▸ What needs to be done: Answer with a single number: the count of lines that hold "till".
● ● ● ●
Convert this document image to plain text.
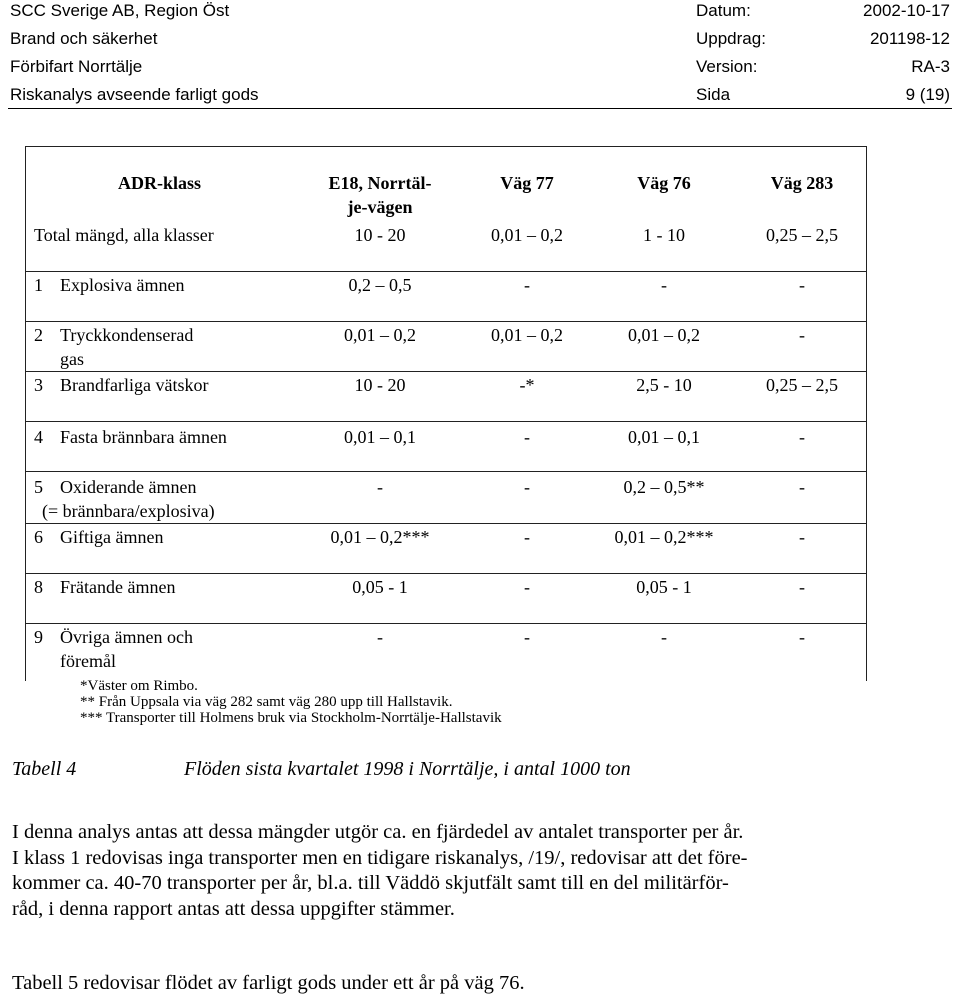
SCC Sverige AB, Region Öst	Datum:	2002-10-17
Brand och säkerhet	Uppdrag:	201198-12
Förbifart Norrtälje	Version:	RA-3
Riskanalys avseende farligt gods	Sida	9 (19)
ADR-klass	E18, Norrtäl-
je-vägen
Väg 77	Väg 76	Väg 283
Total mängd, alla klasser	10 - 20	0,01 – 0,2	1 - 10	0,25 – 2,5
1 Explosiva ämnen	0,2 – 0,5	-	-	-
2 Tryckkondenserad
gas
0,01 – 0,2	0,01 – 0,2	0,01 – 0,2	-
3 Brandfarliga vätskor	10 - 20	-*	2,5 - 10	0,25 – 2,5
4 Fasta brännbara ämnen	0,01 – 0,1	-	0,01 – 0,1	-
5 Oxiderande ämnen
(= brännbara/explosiva)
-	-	0,2 – 0,5**	-
6 Giftiga ämnen	0,01 – 0,2***	-	0,01 – 0,2***	-
8 Frätande ämnen	0,05 - 1	-	0,05 - 1	-
9 Övriga ämnen och
föremål
-	-	-	-
*Väster om Rimbo.
** Från Uppsala via väg 282 samt väg 280 upp till Hallstavik.
*** Transporter till Holmens bruk via Stockholm-Norrtälje-Hallstavik
Tabell 4	Flöden sista kvartalet 1998 i Norrtälje, i antal 1000 ton

I denna analys antas att dessa mängder utgör ca. en fjärdedel av antalet transporter per år.

I klass 1 redovisas inga transporter men en tidigare riskanalys, /19/, redovisar att det före-

kommer ca. 40-70 transporter per år, bl.a. till Väddö skjutfält samt till en del militärför-

råd, i denna rapport antas att dessa uppgifter stämmer.

Tabell 5 redovisar flödet av farligt gods under ett år på väg 76.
● ● ● ●
▸ Reply: 3